Excerpted records:
--- START ---
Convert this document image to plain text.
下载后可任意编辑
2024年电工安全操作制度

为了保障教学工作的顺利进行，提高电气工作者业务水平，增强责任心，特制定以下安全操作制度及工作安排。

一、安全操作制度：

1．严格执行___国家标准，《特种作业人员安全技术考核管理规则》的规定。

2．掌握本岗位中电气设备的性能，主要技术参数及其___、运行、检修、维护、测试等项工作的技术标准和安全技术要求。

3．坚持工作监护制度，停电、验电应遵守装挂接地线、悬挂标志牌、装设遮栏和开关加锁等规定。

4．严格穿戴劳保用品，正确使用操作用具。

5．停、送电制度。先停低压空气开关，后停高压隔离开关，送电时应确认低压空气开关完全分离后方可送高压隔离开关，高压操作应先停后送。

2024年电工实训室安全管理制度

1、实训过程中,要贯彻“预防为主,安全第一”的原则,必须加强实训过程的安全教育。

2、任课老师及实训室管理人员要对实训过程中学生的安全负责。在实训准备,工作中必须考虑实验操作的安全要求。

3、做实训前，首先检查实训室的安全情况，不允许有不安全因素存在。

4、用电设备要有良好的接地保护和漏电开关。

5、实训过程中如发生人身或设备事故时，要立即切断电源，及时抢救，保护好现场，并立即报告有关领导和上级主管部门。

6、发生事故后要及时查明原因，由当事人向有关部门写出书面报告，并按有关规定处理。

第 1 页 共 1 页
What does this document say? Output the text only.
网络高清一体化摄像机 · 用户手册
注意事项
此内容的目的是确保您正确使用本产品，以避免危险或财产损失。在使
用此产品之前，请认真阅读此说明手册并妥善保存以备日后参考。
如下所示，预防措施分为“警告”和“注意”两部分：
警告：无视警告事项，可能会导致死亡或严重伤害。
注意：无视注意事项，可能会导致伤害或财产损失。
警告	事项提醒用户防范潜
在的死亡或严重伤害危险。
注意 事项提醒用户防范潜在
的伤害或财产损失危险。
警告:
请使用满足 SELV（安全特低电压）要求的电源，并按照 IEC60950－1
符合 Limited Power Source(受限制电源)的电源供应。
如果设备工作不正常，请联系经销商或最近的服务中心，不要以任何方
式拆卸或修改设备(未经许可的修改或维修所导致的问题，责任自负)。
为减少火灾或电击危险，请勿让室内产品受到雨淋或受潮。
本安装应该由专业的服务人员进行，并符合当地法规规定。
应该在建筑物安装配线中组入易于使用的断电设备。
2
--- END ---
Stated task: Give again the lines from the line holding "What does this" through the close of the listing, both included, exactly as written and with nothing else.

Exercise response:
What does this document say? Output the text only.
网络高清一体化摄像机 · 用户手册
注意事项
此内容的目的是确保您正确使用本产品，以避免危险或财产损失。在使
用此产品之前，请认真阅读此说明手册并妥善保存以备日后参考。
如下所示，预防措施分为“警告”和“注意”两部分：
警告：无视警告事项，可能会导致死亡或严重伤害。
注意：无视注意事项，可能会导致伤害或财产损失。
警告	事项提醒用户防范潜
在的死亡或严重伤害危险。
注意 事项提醒用户防范潜在
的伤害或财产损失危险。
警告:
请使用满足 SELV（安全特低电压）要求的电源，并按照 IEC60950－1
符合 Limited Power Source(受限制电源)的电源供应。
如果设备工作不正常，请联系经销商或最近的服务中心，不要以任何方
式拆卸或修改设备(未经许可的修改或维修所导致的问题，责任自负)。
为减少火灾或电击危险，请勿让室内产品受到雨淋或受潮。
本安装应该由专业的服务人员进行，并符合当地法规规定。
应该在建筑物安装配线中组入易于使用的断电设备。
2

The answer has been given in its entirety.